━━ Data provided
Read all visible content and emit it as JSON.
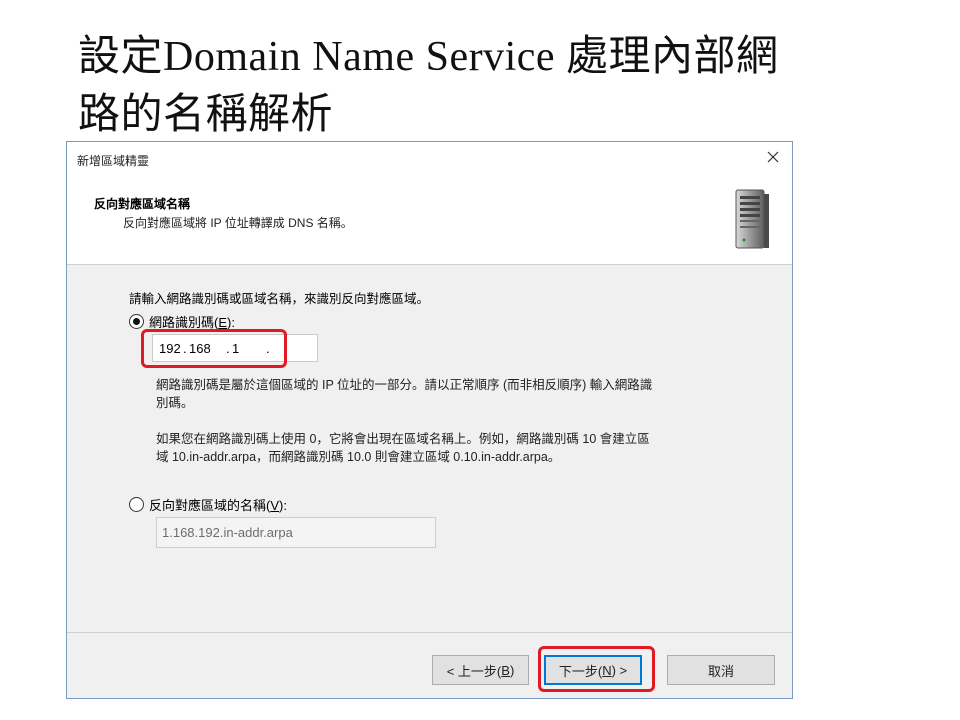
{
  "slide": {
    "title_line1": "設定Domain Name Service 處理內部網",
    "title_line2": "路的名稱解析"
  },
  "dialog": {
    "window_title": "新增區域精靈",
    "header_title": "反向對應區域名稱",
    "header_desc": "反向對應區域將 IP 位址轉譯成 DNS 名稱。",
    "instruction": "請輸入網路識別碼或區域名稱，來識別反向對應區域。",
    "network_id_option": {
      "label_prefix": "網路識別碼(",
      "accel": "E",
      "label_suffix": "):",
      "selected": true
    },
    "network_id_value": {
      "seg1": "192",
      "seg2": "168",
      "seg3": "1",
      "seg4": ""
    },
    "help_para1_line1": "網路識別碼是屬於這個區域的 IP 位址的一部分。請以正常順序 (而非相反順序) 輸入網路識",
    "help_para1_line2": "別碼。",
    "help_para2_line1": "如果您在網路識別碼上使用 0，它將會出現在區域名稱上。例如，網路識別碼 10 會建立區",
    "help_para2_line2": "域 10.in-addr.arpa，而網路識別碼 10.0 則會建立區域 0.10.in-addr.arpa。",
    "zone_name_option": {
      "label_prefix": "反向對應區域的名稱(",
      "accel": "V",
      "label_suffix": "):",
      "selected": false
    },
    "zone_name_value": "1.168.192.in-addr.arpa",
    "buttons": {
      "back_prefix": "< 上一步(",
      "back_accel": "B",
      "back_suffix": ")",
      "next_prefix": "下一步(",
      "next_accel": "N",
      "next_suffix": ") >",
      "cancel": "取消"
    }
  },
  "colors": {
    "highlight": "#e01a22",
    "dialog_border": "#7a9cc4",
    "default_button_border": "#0078d7"
  },
  "icons": [
    "close-icon",
    "server-icon"
  ]
}
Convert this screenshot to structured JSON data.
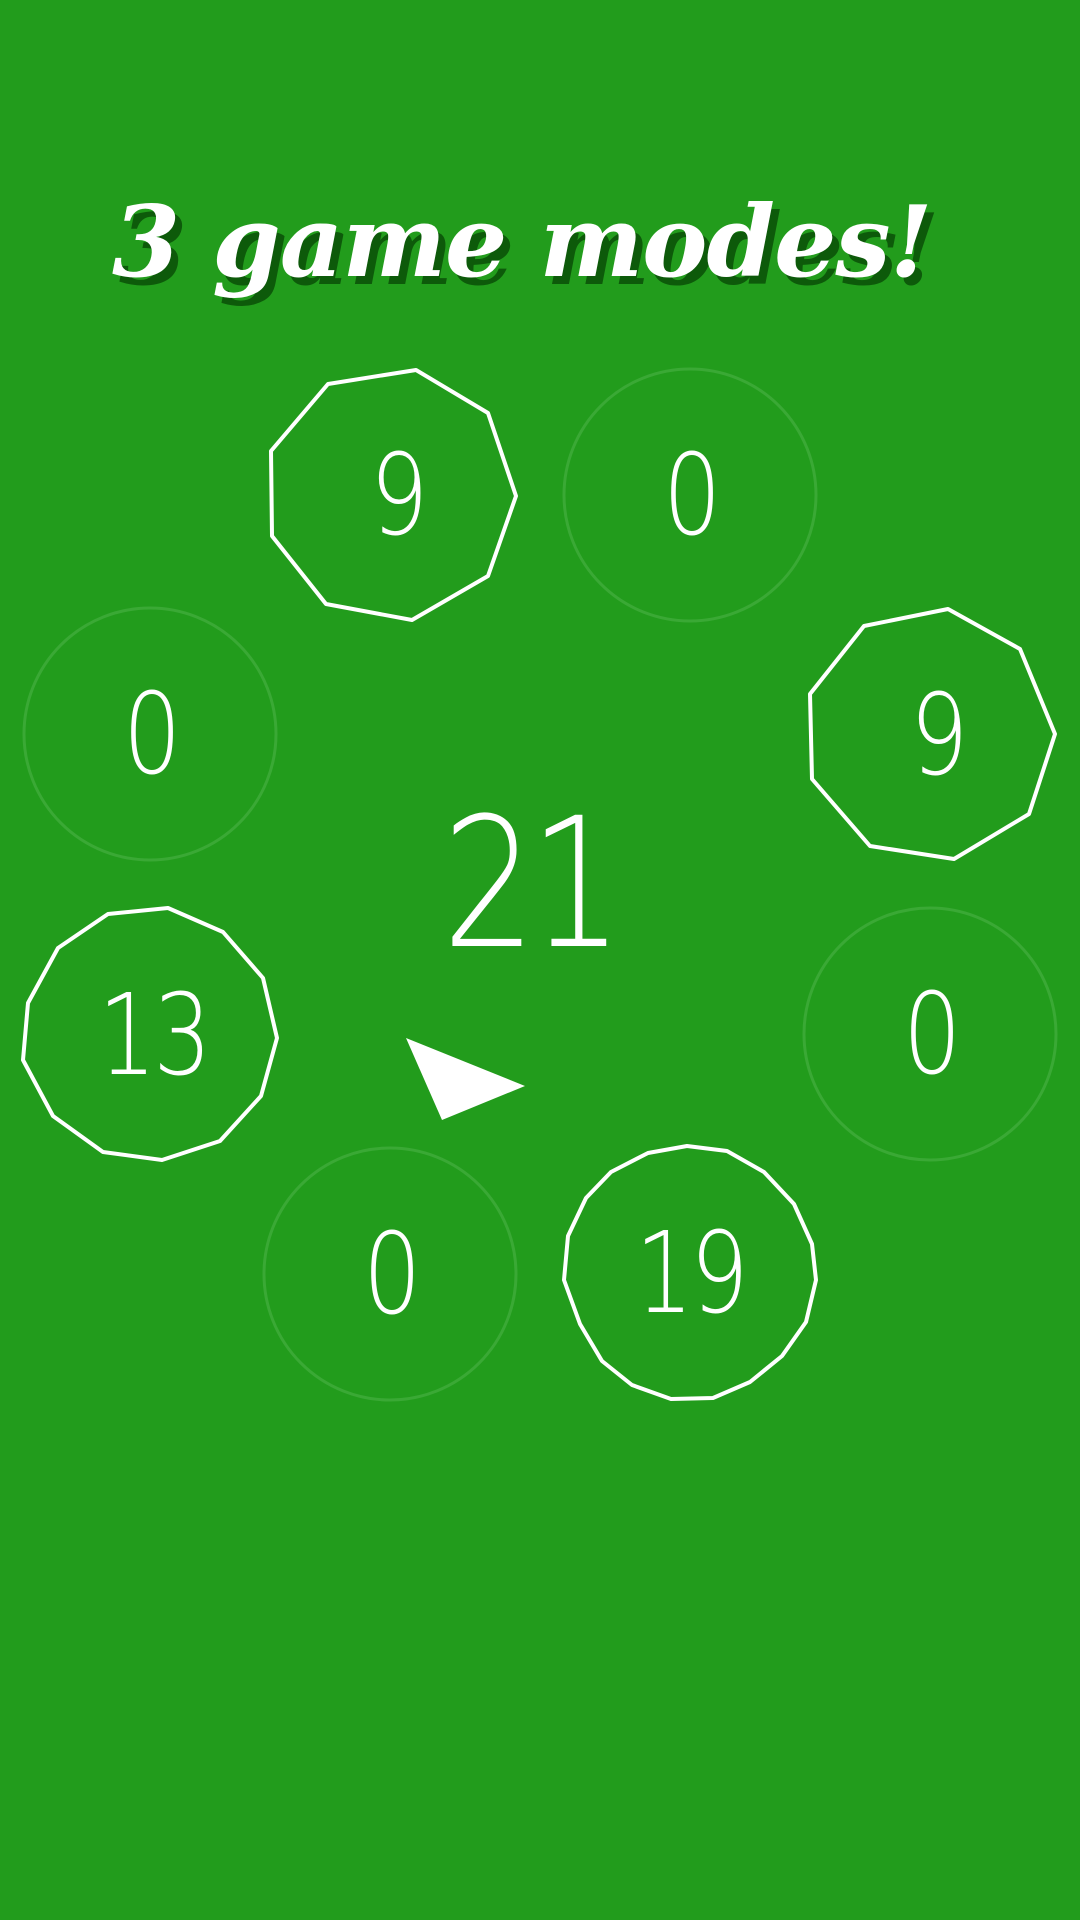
{
  "title": "3 game modes!",
  "center_value": "21",
  "colors": {
    "background": "#229c1c",
    "outline_active": "#ffffff",
    "outline_inactive": "#3aa935",
    "title_shadow": "#0d5a0a"
  },
  "rings": [
    {
      "id": "top-left",
      "value": "9",
      "active": true
    },
    {
      "id": "top-right",
      "value": "0",
      "active": false
    },
    {
      "id": "mid-left",
      "value": "0",
      "active": false
    },
    {
      "id": "mid-right",
      "value": "9",
      "active": true
    },
    {
      "id": "lower-left",
      "value": "13",
      "active": true
    },
    {
      "id": "lower-right",
      "value": "0",
      "active": false
    },
    {
      "id": "bottom-left",
      "value": "0",
      "active": false
    },
    {
      "id": "bottom-right",
      "value": "19",
      "active": true
    }
  ],
  "pointer_icon": "play-arrow-icon"
}
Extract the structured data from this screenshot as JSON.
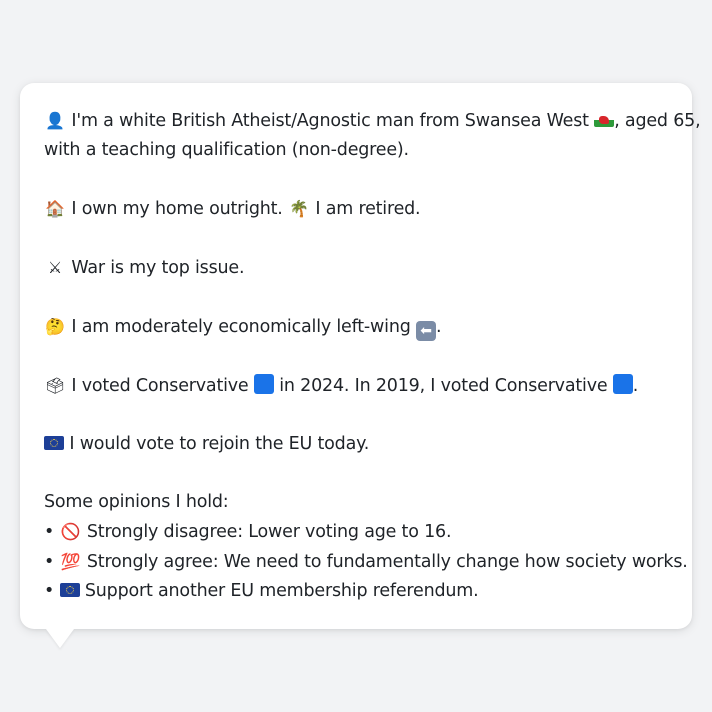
{
  "profile": {
    "line1": "I'm a white British Atheist/Agnostic man from Swansea West",
    "line1_tail": ", aged 65,",
    "line2": "with a teaching qualification (non-degree).",
    "home": "I own my home outright.",
    "retired": "I am retired.",
    "issue": "War is my top issue.",
    "econ": "I am moderately economically left-wing",
    "econ_tail": ".",
    "vote_a": "I voted Conservative",
    "vote_b": "in 2024. In 2019, I voted Conservative",
    "vote_tail": ".",
    "eu": "I would vote to rejoin the EU today."
  },
  "opinions": {
    "heading": "Some opinions I hold:",
    "items": [
      {
        "bullet": "•",
        "text": "Strongly disagree: Lower voting age to 16."
      },
      {
        "bullet": "•",
        "text": "Strongly agree: We need to fundamentally change how society works."
      },
      {
        "bullet": "•",
        "text": "Support another EU membership referendum."
      }
    ]
  },
  "icons": {
    "person": "👤",
    "house": "🏠",
    "palm": "🌴",
    "swords": "⚔",
    "thinking": "🤔",
    "ballot": "🗳",
    "no_entry": "🚫",
    "hundred": "💯",
    "arrow_left": "⬅"
  },
  "colors": {
    "conservative_blue": "#1a73e8",
    "card_bg": "#ffffff",
    "page_bg": "#f2f3f5"
  }
}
━━━━
_Task prompt_
Transcribe the full listing above exactly, with the images removed.

_Solution_
Read all visible content and emit it as JSON.
{
  "slide": {
    "title_line1": "設定Domain Name Service 處理內部網",
    "title_line2": "路的名稱解析"
  },
  "dialog": {
    "window_title": "新增區域精靈",
    "header_title": "反向對應區域名稱",
    "header_desc": "反向對應區域將 IP 位址轉譯成 DNS 名稱。",
    "instruction": "請輸入網路識別碼或區域名稱，來識別反向對應區域。",
    "network_id_option": {
      "label_prefix": "網路識別碼(",
      "accel": "E",
      "label_suffix": "):",
      "selected": true
    },
    "network_id_value": {
      "seg1": "192",
      "seg2": "168",
      "seg3": "1",
      "seg4": ""
    },
    "help_para1_line1": "網路識別碼是屬於這個區域的 IP 位址的一部分。請以正常順序 (而非相反順序) 輸入網路識",
    "help_para1_line2": "別碼。",
    "help_para2_line1": "如果您在網路識別碼上使用 0，它將會出現在區域名稱上。例如，網路識別碼 10 會建立區",
    "help_para2_line2": "域 10.in-addr.arpa，而網路識別碼 10.0 則會建立區域 0.10.in-addr.arpa。",
    "zone_name_option": {
      "label_prefix": "反向對應區域的名稱(",
      "accel": "V",
      "label_suffix": "):",
      "selected": false
    },
    "zone_name_value": "1.168.192.in-addr.arpa",
    "buttons": {
      "back_prefix": "< 上一步(",
      "back_accel": "B",
      "back_suffix": ")",
      "next_prefix": "下一步(",
      "next_accel": "N",
      "next_suffix": ") >",
      "cancel": "取消"
    }
  },
  "colors": {
    "highlight": "#e01a22",
    "dialog_border": "#7a9cc4",
    "default_button_border": "#0078d7"
  },
  "icons": [
    "close-icon",
    "server-icon"
  ]
}
Convert this screenshot to structured JSON data.
{
  "title": "3 game modes!",
  "center_value": "21",
  "colors": {
    "background": "#229c1c",
    "outline_active": "#ffffff",
    "outline_inactive": "#3aa935",
    "title_shadow": "#0d5a0a"
  },
  "rings": [
    {
      "id": "top-left",
      "value": "9",
      "active": true
    },
    {
      "id": "top-right",
      "value": "0",
      "active": false
    },
    {
      "id": "mid-left",
      "value": "0",
      "active": false
    },
    {
      "id": "mid-right",
      "value": "9",
      "active": true
    },
    {
      "id": "lower-left",
      "value": "13",
      "active": true
    },
    {
      "id": "lower-right",
      "value": "0",
      "active": false
    },
    {
      "id": "bottom-left",
      "value": "0",
      "active": false
    },
    {
      "id": "bottom-right",
      "value": "19",
      "active": true
    }
  ],
  "pointer_icon": "play-arrow-icon"
}
Extract the structured data from this screenshot as JSON.
{
  "profile": {
    "line1": "I'm a white British Atheist/Agnostic man from Swansea West",
    "line1_tail": ", aged 65,",
    "line2": "with a teaching qualification (non-degree).",
    "home": "I own my home outright.",
    "retired": "I am retired.",
    "issue": "War is my top issue.",
    "econ": "I am moderately economically left-wing",
    "econ_tail": ".",
    "vote_a": "I voted Conservative",
    "vote_b": "in 2024. In 2019, I voted Conservative",
    "vote_tail": ".",
    "eu": "I would vote to rejoin the EU today."
  },
  "opinions": {
    "heading": "Some opinions I hold:",
    "items": [
      {
        "bullet": "•",
        "text": "Strongly disagree: Lower voting age to 16."
      },
      {
        "bullet": "•",
        "text": "Strongly agree: We need to fundamentally change how society works."
      },
      {
        "bullet": "•",
        "text": "Support another EU membership referendum."
      }
    ]
  },
  "icons": {
    "person": "👤",
    "house": "🏠",
    "palm": "🌴",
    "swords": "⚔",
    "thinking": "🤔",
    "ballot": "🗳",
    "no_entry": "🚫",
    "hundred": "💯",
    "arrow_left": "⬅"
  },
  "colors": {
    "conservative_blue": "#1a73e8",
    "card_bg": "#ffffff",
    "page_bg": "#f2f3f5"
  }
}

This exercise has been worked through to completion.